Problem to work on: Please write out the material that follows, exactly as it stands.

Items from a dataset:
......

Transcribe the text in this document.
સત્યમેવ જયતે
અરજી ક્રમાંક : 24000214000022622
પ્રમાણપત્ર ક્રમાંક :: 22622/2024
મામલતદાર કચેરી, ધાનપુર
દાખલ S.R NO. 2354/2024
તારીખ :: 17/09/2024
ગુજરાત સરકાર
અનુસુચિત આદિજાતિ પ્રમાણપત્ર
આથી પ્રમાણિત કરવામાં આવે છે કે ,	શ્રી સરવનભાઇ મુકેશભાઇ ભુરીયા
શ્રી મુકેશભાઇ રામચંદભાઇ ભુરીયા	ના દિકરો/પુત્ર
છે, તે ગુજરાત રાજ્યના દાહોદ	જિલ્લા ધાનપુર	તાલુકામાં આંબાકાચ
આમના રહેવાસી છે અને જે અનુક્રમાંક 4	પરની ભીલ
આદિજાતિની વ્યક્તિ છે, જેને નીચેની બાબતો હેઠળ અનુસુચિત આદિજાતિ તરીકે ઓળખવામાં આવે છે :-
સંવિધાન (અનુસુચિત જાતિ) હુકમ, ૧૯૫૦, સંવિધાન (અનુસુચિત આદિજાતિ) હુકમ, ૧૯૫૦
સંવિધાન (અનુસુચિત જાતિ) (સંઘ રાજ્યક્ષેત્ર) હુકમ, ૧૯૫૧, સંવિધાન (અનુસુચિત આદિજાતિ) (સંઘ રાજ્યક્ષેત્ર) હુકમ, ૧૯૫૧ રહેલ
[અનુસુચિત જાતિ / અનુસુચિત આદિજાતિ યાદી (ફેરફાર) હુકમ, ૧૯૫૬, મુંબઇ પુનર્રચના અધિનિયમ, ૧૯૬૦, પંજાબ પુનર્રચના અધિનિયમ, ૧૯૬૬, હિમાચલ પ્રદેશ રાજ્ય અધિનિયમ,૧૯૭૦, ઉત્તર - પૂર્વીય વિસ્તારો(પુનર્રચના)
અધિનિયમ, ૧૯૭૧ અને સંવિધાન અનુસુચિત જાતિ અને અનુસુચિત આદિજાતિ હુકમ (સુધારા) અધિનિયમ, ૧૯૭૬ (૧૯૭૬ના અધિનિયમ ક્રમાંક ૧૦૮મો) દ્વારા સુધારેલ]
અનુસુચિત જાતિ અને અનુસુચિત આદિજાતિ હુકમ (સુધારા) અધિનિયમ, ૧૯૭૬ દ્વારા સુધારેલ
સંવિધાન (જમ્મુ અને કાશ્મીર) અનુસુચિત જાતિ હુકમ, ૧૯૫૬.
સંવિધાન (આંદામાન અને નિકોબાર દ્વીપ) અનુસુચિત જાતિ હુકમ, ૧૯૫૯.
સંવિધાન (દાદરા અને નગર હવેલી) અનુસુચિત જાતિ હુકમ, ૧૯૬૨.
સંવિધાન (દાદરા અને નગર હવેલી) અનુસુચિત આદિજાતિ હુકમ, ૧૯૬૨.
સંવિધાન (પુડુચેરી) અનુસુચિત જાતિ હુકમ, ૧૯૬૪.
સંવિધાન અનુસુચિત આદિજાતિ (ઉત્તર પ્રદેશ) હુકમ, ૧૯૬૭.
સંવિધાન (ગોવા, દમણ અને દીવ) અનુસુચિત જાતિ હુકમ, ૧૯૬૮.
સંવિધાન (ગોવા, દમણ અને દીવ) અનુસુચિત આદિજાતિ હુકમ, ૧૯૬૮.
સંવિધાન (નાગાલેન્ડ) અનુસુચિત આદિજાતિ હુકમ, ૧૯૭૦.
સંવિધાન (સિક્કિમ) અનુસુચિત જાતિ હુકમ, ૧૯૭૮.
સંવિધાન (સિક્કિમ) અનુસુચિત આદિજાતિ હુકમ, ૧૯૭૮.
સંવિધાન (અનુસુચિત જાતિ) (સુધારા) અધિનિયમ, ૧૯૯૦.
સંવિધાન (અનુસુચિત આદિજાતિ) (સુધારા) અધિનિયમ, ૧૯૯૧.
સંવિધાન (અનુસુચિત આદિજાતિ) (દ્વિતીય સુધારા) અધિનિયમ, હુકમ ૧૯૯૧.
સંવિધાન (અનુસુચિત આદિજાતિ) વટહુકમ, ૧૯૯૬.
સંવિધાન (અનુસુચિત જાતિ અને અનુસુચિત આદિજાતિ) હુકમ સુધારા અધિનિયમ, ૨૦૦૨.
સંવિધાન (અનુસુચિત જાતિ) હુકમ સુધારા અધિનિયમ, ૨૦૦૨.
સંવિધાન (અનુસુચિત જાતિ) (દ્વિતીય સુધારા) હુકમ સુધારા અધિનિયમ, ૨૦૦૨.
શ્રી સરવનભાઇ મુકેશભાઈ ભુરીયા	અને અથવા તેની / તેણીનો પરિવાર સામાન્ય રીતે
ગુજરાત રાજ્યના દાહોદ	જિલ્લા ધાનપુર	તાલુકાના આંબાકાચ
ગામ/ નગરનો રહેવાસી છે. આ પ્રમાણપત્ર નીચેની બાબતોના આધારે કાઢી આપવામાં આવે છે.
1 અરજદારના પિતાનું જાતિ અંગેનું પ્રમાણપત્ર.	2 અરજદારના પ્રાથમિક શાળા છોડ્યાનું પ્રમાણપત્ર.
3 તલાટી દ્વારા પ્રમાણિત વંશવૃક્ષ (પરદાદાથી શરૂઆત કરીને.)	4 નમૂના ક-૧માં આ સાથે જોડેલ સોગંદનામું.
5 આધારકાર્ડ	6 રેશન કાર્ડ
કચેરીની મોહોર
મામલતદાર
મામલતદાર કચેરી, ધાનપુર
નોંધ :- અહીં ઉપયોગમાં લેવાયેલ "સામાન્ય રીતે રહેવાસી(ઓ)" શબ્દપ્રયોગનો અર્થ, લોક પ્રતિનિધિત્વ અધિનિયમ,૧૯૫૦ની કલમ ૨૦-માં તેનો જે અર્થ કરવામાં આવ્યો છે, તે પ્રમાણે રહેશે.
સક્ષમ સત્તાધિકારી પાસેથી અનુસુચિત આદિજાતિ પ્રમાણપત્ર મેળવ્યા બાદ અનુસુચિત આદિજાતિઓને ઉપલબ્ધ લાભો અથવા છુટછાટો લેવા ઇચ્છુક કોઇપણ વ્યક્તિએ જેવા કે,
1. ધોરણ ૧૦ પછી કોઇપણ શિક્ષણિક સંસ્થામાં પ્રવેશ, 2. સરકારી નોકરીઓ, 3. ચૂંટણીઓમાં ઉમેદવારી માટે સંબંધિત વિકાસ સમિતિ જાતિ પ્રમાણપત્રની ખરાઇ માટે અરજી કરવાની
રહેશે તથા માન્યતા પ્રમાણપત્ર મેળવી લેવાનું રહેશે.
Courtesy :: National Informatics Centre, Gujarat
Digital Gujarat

......

Solution to this problem:
Transcribe the text in this document.
સત્યમેવ જયતે
અરજી ક્રમાંક : 24000214000022622
પ્રમાણપત્ર ક્રમાંક :: 22622/2024
મામલતદાર કચેરી, ધાનપુર
દાખલ S.R NO. 2354/2024
તારીખ :: 17/09/2024
ગુજરાત સરકાર
અનુસુચિત આદિજાતિ પ્રમાણપત્ર
આથી પ્રમાણિત કરવામાં આવે છે કે ,	શ્રી સરવનભાઇ મુકેશભાઇ ભુરીયા
શ્રી મુકેશભાઇ રામચંદભાઇ ભુરીયા	ના દિકરો/પુત્ર
છે, તે ગુજરાત રાજ્યના દાહોદ	જિલ્લા ધાનપુર	તાલુકામાં આંબાકાચ
આમના રહેવાસી છે અને જે અનુક્રમાંક 4	પરની ભીલ
આદિજાતિની વ્યક્તિ છે, જેને નીચેની બાબતો હેઠળ અનુસુચિત આદિજાતિ તરીકે ઓળખવામાં આવે છે :-
સંવિધાન (અનુસુચિત જાતિ) હુકમ, ૧૯૫૦, સંવિધાન (અનુસુચિત આદિજાતિ) હુકમ, ૧૯૫૦
સંવિધાન (અનુસુચિત જાતિ) (સંઘ રાજ્યક્ષેત્ર) હુકમ, ૧૯૫૧, સંવિધાન (અનુસુચિત આદિજાતિ) (સંઘ રાજ્યક્ષેત્ર) હુકમ, ૧૯૫૧ રહેલ
[અનુસુચિત જાતિ / અનુસુચિત આદિજાતિ યાદી (ફેરફાર) હુકમ, ૧૯૫૬, મુંબઇ પુનર્રચના અધિનિયમ, ૧૯૬૦, પંજાબ પુનર્રચના અધિનિયમ, ૧૯૬૬, હિમાચલ પ્રદેશ રાજ્ય અધિનિયમ,૧૯૭૦, ઉત્તર - પૂર્વીય વિસ્તારો(પુનર્રચના)
અધિનિયમ, ૧૯૭૧ અને સંવિધાન અનુસુચિત જાતિ અને અનુસુચિત આદિજાતિ હુકમ (સુધારા) અધિનિયમ, ૧૯૭૬ (૧૯૭૬ના અધિનિયમ ક્રમાંક ૧૦૮મો) દ્વારા સુધારેલ]
અનુસુચિત જાતિ અને અનુસુચિત આદિજાતિ હુકમ (સુધારા) અધિનિયમ, ૧૯૭૬ દ્વારા સુધારેલ
સંવિધાન (જમ્મુ અને કાશ્મીર) અનુસુચિત જાતિ હુકમ, ૧૯૫૬.
સંવિધાન (આંદામાન અને નિકોબાર દ્વીપ) અનુસુચિત જાતિ હુકમ, ૧૯૫૯.
સંવિધાન (દાદરા અને નગર હવેલી) અનુસુચિત જાતિ હુકમ, ૧૯૬૨.
સંવિધાન (દાદરા અને નગર હવેલી) અનુસુચિત આદિજાતિ હુકમ, ૧૯૬૨.
સંવિધાન (પુડુચેરી) અનુસુચિત જાતિ હુકમ, ૧૯૬૪.
સંવિધાન અનુસુચિત આદિજાતિ (ઉત્તર પ્રદેશ) હુકમ, ૧૯૬૭.
સંવિધાન (ગોવા, દમણ અને દીવ) અનુસુચિત જાતિ હુકમ, ૧૯૬૮.
સંવિધાન (ગોવા, દમણ અને દીવ) અનુસુચિત આદિજાતિ હુકમ, ૧૯૬૮.
સંવિધાન (નાગાલેન્ડ) અનુસુચિત આદિજાતિ હુકમ, ૧૯૭૦.
સંવિધાન (સિક્કિમ) અનુસુચિત જાતિ હુકમ, ૧૯૭૮.
સંવિધાન (સિક્કિમ) અનુસુચિત આદિજાતિ હુકમ, ૧૯૭૮.
સંવિધાન (અનુસુચિત જાતિ) (સુધારા) અધિનિયમ, ૧૯૯૦.
સંવિધાન (અનુસુચિત આદિજાતિ) (સુધારા) અધિનિયમ, ૧૯૯૧.
સંવિધાન (અનુસુચિત આદિજાતિ) (દ્વિતીય સુધારા) અધિનિયમ, હુકમ ૧૯૯૧.
સંવિધાન (અનુસુચિત આદિજાતિ) વટહુકમ, ૧૯૯૬.
સંવિધાન (અનુસુચિત જાતિ અને અનુસુચિત આદિજાતિ) હુકમ સુધારા અધિનિયમ, ૨૦૦૨.
સંવિધાન (અનુસુચિત જાતિ) હુકમ સુધારા અધિનિયમ, ૨૦૦૨.
સંવિધાન (અનુસુચિત જાતિ) (દ્વિતીય સુધારા) હુકમ સુધારા અધિનિયમ, ૨૦૦૨.
શ્રી સરવનભાઇ મુકેશભાઈ ભુરીયા	અને અથવા તેની / તેણીનો પરિવાર સામાન્ય રીતે
ગુજરાત રાજ્યના દાહોદ	જિલ્લા ધાનપુર	તાલુકાના આંબાકાચ
ગામ/ નગરનો રહેવાસી છે. આ પ્રમાણપત્ર નીચેની બાબતોના આધારે કાઢી આપવામાં આવે છે.
1 અરજદારના પિતાનું જાતિ અંગેનું પ્રમાણપત્ર.	2 અરજદારના પ્રાથમિક શાળા છોડ્યાનું પ્રમાણપત્ર.
3 તલાટી દ્વારા પ્રમાણિત વંશવૃક્ષ (પરદાદાથી શરૂઆત કરીને.)	4 નમૂના ક-૧માં આ સાથે જોડેલ સોગંદનામું.
5 આધારકાર્ડ	6 રેશન કાર્ડ
કચેરીની મોહોર
મામલતદાર
મામલતદાર કચેરી, ધાનપુર
નોંધ :- અહીં ઉપયોગમાં લેવાયેલ "સામાન્ય રીતે રહેવાસી(ઓ)" શબ્દપ્રયોગનો અર્થ, લોક પ્રતિનિધિત્વ અધિનિયમ,૧૯૫૦ની કલમ ૨૦-માં તેનો જે અર્થ કરવામાં આવ્યો છે, તે પ્રમાણે રહેશે.
સક્ષમ સત્તાધિકારી પાસેથી અનુસુચિત આદિજાતિ પ્રમાણપત્ર મેળવ્યા બાદ અનુસુચિત આદિજાતિઓને ઉપલબ્ધ લાભો અથવા છુટછાટો લેવા ઇચ્છુક કોઇપણ વ્યક્તિએ જેવા કે,
1. ધોરણ ૧૦ પછી કોઇપણ શિક્ષણિક સંસ્થામાં પ્રવેશ, 2. સરકારી નોકરીઓ, 3. ચૂંટણીઓમાં ઉમેદવારી માટે સંબંધિત વિકાસ સમિતિ જાતિ પ્રમાણપત્રની ખરાઇ માટે અરજી કરવાની
રહેશે તથા માન્યતા પ્રમાણપત્ર મેળવી લેવાનું રહેશે.
Courtesy :: National Informatics Centre, Gujarat
Digital Gujarat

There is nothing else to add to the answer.